> WRITTEN INSTRUCTION
Filter the listing and keep only the lines with the word "Measurements".

********

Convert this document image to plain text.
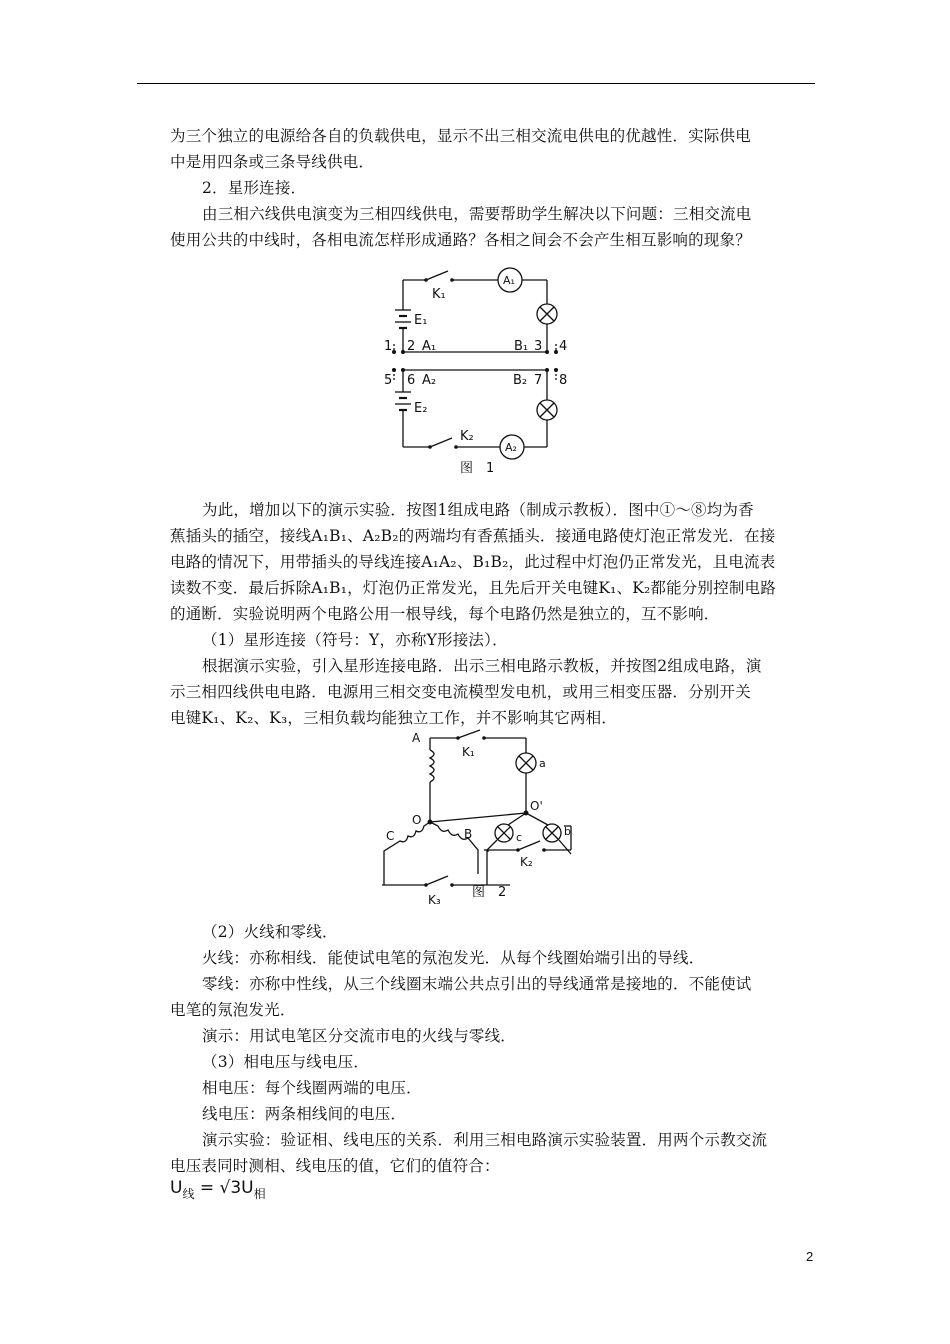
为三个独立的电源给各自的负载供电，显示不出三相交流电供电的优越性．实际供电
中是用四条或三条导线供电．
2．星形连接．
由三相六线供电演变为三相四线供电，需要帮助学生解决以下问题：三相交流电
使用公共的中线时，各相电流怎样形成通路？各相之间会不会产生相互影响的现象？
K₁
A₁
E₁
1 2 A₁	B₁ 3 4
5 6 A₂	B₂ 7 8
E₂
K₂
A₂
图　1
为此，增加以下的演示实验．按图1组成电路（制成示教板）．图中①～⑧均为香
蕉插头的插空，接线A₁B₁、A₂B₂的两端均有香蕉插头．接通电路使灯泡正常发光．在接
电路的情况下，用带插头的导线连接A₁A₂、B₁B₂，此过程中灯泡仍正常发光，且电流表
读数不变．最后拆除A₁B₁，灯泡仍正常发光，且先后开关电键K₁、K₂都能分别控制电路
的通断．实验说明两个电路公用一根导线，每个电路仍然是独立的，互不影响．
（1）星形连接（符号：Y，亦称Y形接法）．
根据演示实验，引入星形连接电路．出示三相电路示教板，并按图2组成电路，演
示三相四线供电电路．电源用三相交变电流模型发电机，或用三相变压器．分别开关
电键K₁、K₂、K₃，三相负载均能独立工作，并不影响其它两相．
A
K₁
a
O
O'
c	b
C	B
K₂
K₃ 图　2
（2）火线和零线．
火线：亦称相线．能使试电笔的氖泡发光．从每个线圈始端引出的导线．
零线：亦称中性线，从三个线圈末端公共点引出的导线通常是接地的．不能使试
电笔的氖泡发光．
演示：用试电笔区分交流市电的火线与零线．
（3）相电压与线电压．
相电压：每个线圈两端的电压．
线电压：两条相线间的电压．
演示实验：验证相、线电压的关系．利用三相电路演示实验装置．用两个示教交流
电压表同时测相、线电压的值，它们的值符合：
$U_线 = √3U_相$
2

********

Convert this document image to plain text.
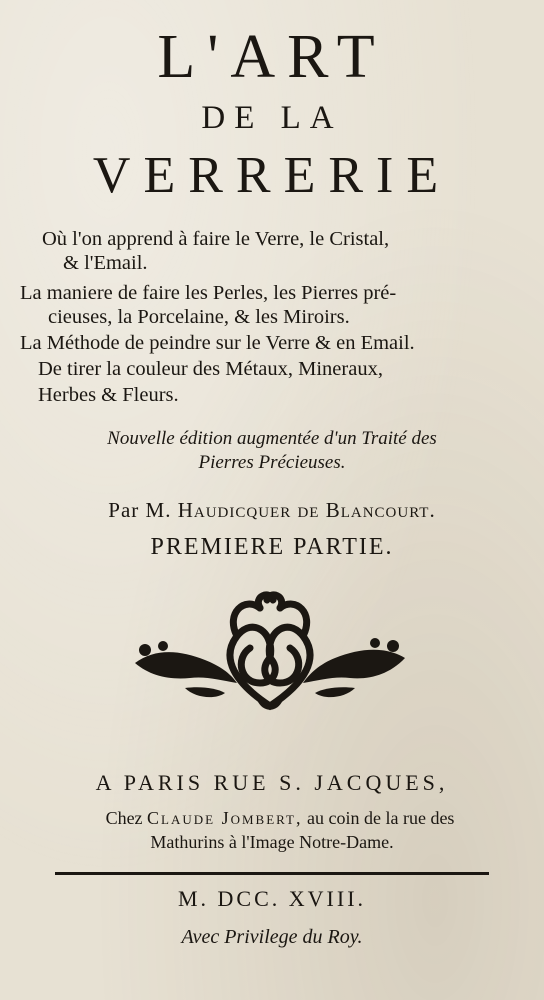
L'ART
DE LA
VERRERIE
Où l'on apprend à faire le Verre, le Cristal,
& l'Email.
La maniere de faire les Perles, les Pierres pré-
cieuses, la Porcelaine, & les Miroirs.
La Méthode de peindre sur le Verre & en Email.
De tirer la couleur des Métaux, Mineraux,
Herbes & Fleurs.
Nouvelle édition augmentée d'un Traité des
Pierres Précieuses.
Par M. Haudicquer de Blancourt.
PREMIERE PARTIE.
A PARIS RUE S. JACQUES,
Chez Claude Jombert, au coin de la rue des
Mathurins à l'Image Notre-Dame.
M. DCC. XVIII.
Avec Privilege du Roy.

********

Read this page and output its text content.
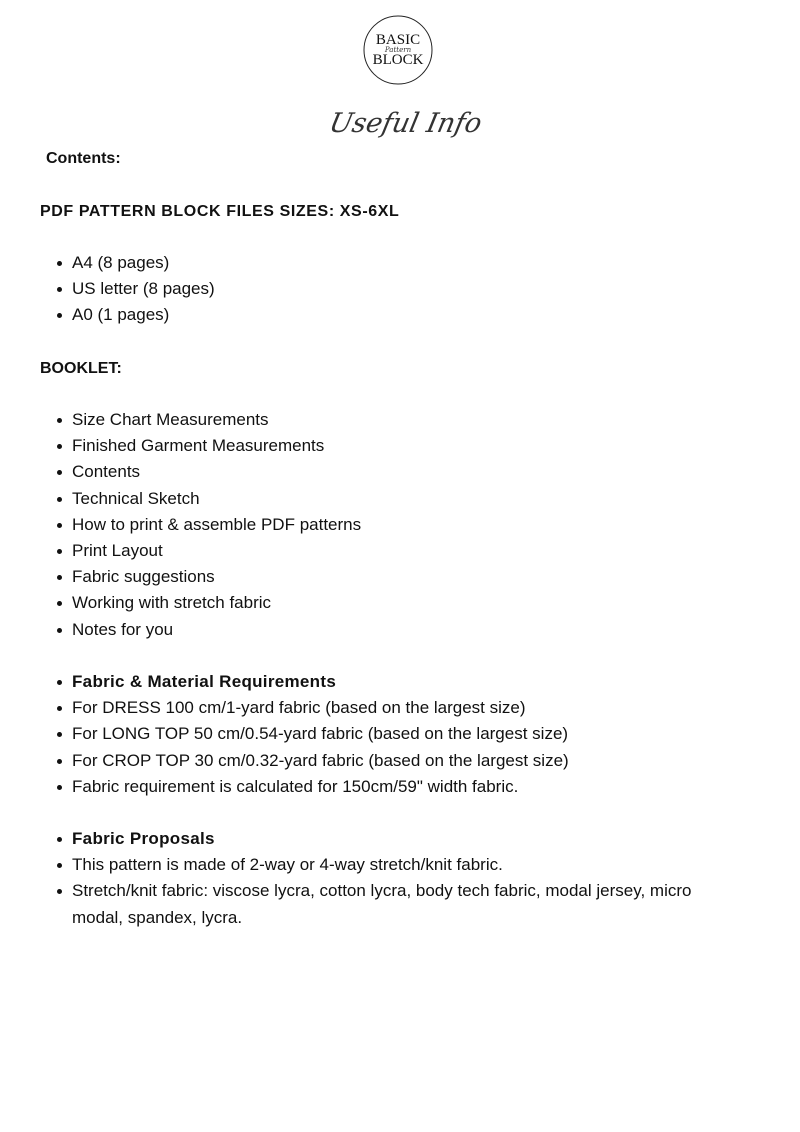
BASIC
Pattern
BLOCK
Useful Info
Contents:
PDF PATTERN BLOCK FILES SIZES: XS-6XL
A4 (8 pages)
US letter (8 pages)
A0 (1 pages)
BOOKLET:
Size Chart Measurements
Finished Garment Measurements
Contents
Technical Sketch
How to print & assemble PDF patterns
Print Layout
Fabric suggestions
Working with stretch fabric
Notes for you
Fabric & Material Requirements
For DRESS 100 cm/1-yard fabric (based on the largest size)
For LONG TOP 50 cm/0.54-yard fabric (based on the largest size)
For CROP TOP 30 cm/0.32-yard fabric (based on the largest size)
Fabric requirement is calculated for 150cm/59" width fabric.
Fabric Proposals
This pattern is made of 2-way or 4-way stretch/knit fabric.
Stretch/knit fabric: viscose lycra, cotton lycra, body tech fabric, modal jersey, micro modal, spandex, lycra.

********

> COMPLETED EXERCISE
Size Chart Measurements
Finished Garment Measurements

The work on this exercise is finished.